# [DIRECTIVE]
Reproduce all the material exactly, minus any pictures it holds.

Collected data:
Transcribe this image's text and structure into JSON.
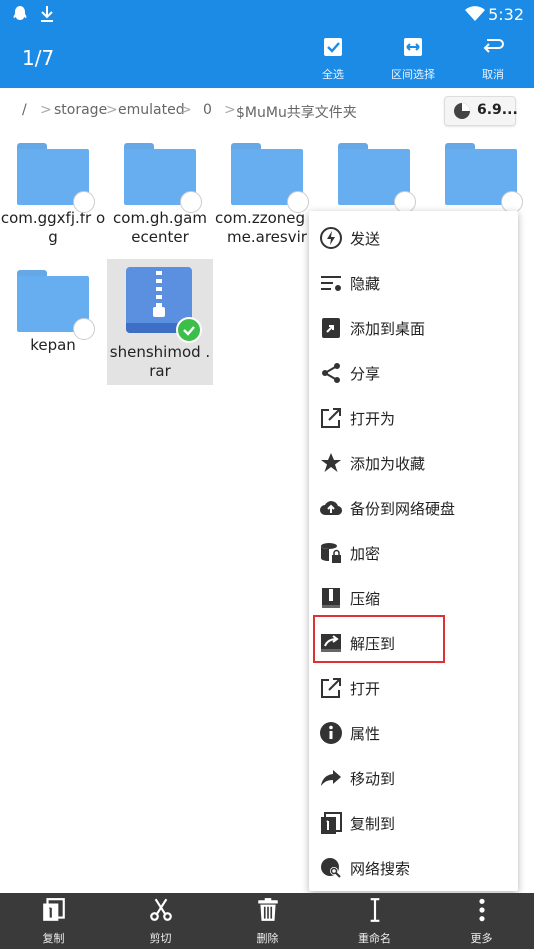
{
  "status": {
    "time": "5:32",
    "icons": [
      "qq-icon",
      "download-icon",
      "wifi-icon",
      "signal-icon",
      "battery-icon"
    ]
  },
  "appbar": {
    "title": "1/7",
    "select_all": "全选",
    "range_select": "区间选择",
    "cancel": "取消"
  },
  "breadcrumb": {
    "root": "/",
    "parts": [
      "storage",
      "emulated",
      "0",
      "$MuMu共享文件夹"
    ],
    "storage": "6.9..."
  },
  "files": [
    {
      "name": "com.ggxfj.fr og",
      "type": "folder"
    },
    {
      "name": "com.gh.gam ecenter",
      "type": "folder"
    },
    {
      "name": "com.zzoneg ame.aresvir",
      "type": "folder"
    },
    {
      "name": "",
      "type": "folder"
    },
    {
      "name": "",
      "type": "folder"
    },
    {
      "name": "kepan",
      "type": "folder"
    },
    {
      "name": "shenshimod .rar",
      "type": "archive",
      "selected": true
    }
  ],
  "menu": [
    {
      "label": "发送",
      "icon": "send-icon"
    },
    {
      "label": "隐藏",
      "icon": "hide-icon"
    },
    {
      "label": "添加到桌面",
      "icon": "add-to-desktop-icon"
    },
    {
      "label": "分享",
      "icon": "share-icon"
    },
    {
      "label": "打开为",
      "icon": "open-as-icon"
    },
    {
      "label": "添加为收藏",
      "icon": "star-icon"
    },
    {
      "label": "备份到网络硬盘",
      "icon": "cloud-upload-icon"
    },
    {
      "label": "加密",
      "icon": "encrypt-icon"
    },
    {
      "label": "压缩",
      "icon": "compress-icon"
    },
    {
      "label": "解压到",
      "icon": "extract-icon"
    },
    {
      "label": "打开",
      "icon": "open-icon"
    },
    {
      "label": "属性",
      "icon": "info-icon"
    },
    {
      "label": "移动到",
      "icon": "move-icon"
    },
    {
      "label": "复制到",
      "icon": "copy-to-icon"
    },
    {
      "label": "网络搜索",
      "icon": "web-search-icon"
    }
  ],
  "bottombar": {
    "copy": "复制",
    "cut": "剪切",
    "delete": "删除",
    "rename": "重命名",
    "more": "更多"
  },
  "colors": {
    "primary": "#1c8be6",
    "folder": "#66aef0",
    "highlight": "#e03030",
    "bottombar": "#3a3a3a"
  }
}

# [FINAL RESULT]
Transcribe this image's text and structure into JSON.
{
  "status": {
    "time": "5:32",
    "icons": [
      "qq-icon",
      "download-icon",
      "wifi-icon",
      "signal-icon",
      "battery-icon"
    ]
  },
  "appbar": {
    "title": "1/7",
    "select_all": "全选",
    "range_select": "区间选择",
    "cancel": "取消"
  },
  "breadcrumb": {
    "root": "/",
    "parts": [
      "storage",
      "emulated",
      "0",
      "$MuMu共享文件夹"
    ],
    "storage": "6.9..."
  },
  "files": [
    {
      "name": "com.ggxfj.fr og",
      "type": "folder"
    },
    {
      "name": "com.gh.gam ecenter",
      "type": "folder"
    },
    {
      "name": "com.zzoneg ame.aresvir",
      "type": "folder"
    },
    {
      "name": "",
      "type": "folder"
    },
    {
      "name": "",
      "type": "folder"
    },
    {
      "name": "kepan",
      "type": "folder"
    },
    {
      "name": "shenshimod .rar",
      "type": "archive",
      "selected": true
    }
  ],
  "menu": [
    {
      "label": "发送",
      "icon": "send-icon"
    },
    {
      "label": "隐藏",
      "icon": "hide-icon"
    },
    {
      "label": "添加到桌面",
      "icon": "add-to-desktop-icon"
    },
    {
      "label": "分享",
      "icon": "share-icon"
    },
    {
      "label": "打开为",
      "icon": "open-as-icon"
    },
    {
      "label": "添加为收藏",
      "icon": "star-icon"
    },
    {
      "label": "备份到网络硬盘",
      "icon": "cloud-upload-icon"
    },
    {
      "label": "加密",
      "icon": "encrypt-icon"
    },
    {
      "label": "压缩",
      "icon": "compress-icon"
    },
    {
      "label": "解压到",
      "icon": "extract-icon"
    },
    {
      "label": "打开",
      "icon": "open-icon"
    },
    {
      "label": "属性",
      "icon": "info-icon"
    },
    {
      "label": "移动到",
      "icon": "move-icon"
    },
    {
      "label": "复制到",
      "icon": "copy-to-icon"
    },
    {
      "label": "网络搜索",
      "icon": "web-search-icon"
    }
  ],
  "bottombar": {
    "copy": "复制",
    "cut": "剪切",
    "delete": "删除",
    "rename": "重命名",
    "more": "更多"
  },
  "colors": {
    "primary": "#1c8be6",
    "folder": "#66aef0",
    "highlight": "#e03030",
    "bottombar": "#3a3a3a"
  }
}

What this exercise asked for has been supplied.